## WHAT THE TASK REQUIRES:
Say how many lines of these entries include the word "VENTAS", and answer with the number alone.

## ENTRIES SHOWN:
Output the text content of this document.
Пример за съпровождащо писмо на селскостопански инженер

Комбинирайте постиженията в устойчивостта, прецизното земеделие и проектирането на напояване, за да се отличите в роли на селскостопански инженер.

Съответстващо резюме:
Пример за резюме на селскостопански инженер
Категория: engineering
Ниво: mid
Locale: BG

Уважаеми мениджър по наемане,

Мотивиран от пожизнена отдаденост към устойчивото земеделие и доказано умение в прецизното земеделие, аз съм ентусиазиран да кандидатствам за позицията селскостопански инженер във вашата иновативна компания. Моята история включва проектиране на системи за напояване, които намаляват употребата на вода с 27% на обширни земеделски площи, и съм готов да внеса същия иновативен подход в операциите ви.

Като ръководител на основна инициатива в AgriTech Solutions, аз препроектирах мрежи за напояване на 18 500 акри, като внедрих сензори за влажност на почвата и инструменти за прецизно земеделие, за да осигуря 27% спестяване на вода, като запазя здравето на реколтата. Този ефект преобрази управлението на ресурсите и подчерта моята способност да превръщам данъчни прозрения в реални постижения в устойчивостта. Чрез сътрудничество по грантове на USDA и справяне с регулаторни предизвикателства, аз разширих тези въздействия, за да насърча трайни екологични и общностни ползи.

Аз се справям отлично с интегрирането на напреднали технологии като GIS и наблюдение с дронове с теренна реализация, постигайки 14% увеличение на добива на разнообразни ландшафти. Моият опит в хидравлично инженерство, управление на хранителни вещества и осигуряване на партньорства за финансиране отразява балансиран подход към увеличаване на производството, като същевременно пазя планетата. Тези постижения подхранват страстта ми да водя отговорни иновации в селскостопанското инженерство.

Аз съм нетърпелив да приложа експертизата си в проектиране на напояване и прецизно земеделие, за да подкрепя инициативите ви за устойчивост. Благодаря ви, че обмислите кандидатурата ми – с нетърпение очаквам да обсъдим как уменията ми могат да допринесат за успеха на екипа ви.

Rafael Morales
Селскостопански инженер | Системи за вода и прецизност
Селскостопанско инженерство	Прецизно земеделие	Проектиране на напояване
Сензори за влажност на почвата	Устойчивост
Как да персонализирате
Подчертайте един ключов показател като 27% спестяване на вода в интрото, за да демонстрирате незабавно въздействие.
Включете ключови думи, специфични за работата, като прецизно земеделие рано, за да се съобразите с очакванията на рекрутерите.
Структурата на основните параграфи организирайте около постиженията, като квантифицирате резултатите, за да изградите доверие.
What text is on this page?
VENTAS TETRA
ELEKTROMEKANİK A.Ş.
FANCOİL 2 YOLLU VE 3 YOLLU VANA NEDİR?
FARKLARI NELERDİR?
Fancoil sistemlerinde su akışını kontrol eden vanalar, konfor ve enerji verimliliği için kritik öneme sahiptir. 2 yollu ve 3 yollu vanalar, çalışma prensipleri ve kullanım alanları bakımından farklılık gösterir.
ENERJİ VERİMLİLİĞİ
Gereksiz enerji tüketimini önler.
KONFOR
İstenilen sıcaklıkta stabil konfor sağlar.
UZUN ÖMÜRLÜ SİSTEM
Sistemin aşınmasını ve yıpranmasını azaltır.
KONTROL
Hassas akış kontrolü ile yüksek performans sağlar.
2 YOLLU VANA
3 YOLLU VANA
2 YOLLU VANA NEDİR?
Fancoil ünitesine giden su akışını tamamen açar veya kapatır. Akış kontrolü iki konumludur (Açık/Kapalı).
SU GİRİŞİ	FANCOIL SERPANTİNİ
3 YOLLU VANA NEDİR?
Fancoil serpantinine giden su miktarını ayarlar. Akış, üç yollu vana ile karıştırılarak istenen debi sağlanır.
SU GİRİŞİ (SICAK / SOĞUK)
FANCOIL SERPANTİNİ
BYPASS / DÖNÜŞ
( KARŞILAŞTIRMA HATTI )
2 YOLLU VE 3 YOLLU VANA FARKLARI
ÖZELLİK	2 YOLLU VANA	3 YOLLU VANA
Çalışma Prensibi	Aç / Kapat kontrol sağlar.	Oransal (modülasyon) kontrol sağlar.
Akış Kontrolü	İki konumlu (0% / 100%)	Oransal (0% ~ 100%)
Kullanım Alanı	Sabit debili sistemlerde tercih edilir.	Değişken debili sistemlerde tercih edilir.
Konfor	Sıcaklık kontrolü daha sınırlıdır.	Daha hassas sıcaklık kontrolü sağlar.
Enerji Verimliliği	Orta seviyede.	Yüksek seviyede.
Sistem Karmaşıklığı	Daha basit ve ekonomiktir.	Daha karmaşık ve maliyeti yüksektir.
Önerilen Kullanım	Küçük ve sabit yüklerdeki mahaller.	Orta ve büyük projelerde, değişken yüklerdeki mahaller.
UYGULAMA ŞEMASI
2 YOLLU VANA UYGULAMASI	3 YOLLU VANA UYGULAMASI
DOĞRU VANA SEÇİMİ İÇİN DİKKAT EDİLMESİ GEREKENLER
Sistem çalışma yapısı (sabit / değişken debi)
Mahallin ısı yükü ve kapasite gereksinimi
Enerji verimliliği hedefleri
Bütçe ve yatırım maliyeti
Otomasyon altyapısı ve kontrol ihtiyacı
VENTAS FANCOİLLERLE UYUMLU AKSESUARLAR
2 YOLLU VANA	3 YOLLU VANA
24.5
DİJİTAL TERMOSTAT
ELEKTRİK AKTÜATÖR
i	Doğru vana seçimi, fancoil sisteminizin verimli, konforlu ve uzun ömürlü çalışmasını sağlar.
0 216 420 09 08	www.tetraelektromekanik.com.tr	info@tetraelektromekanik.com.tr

## REPLY:
2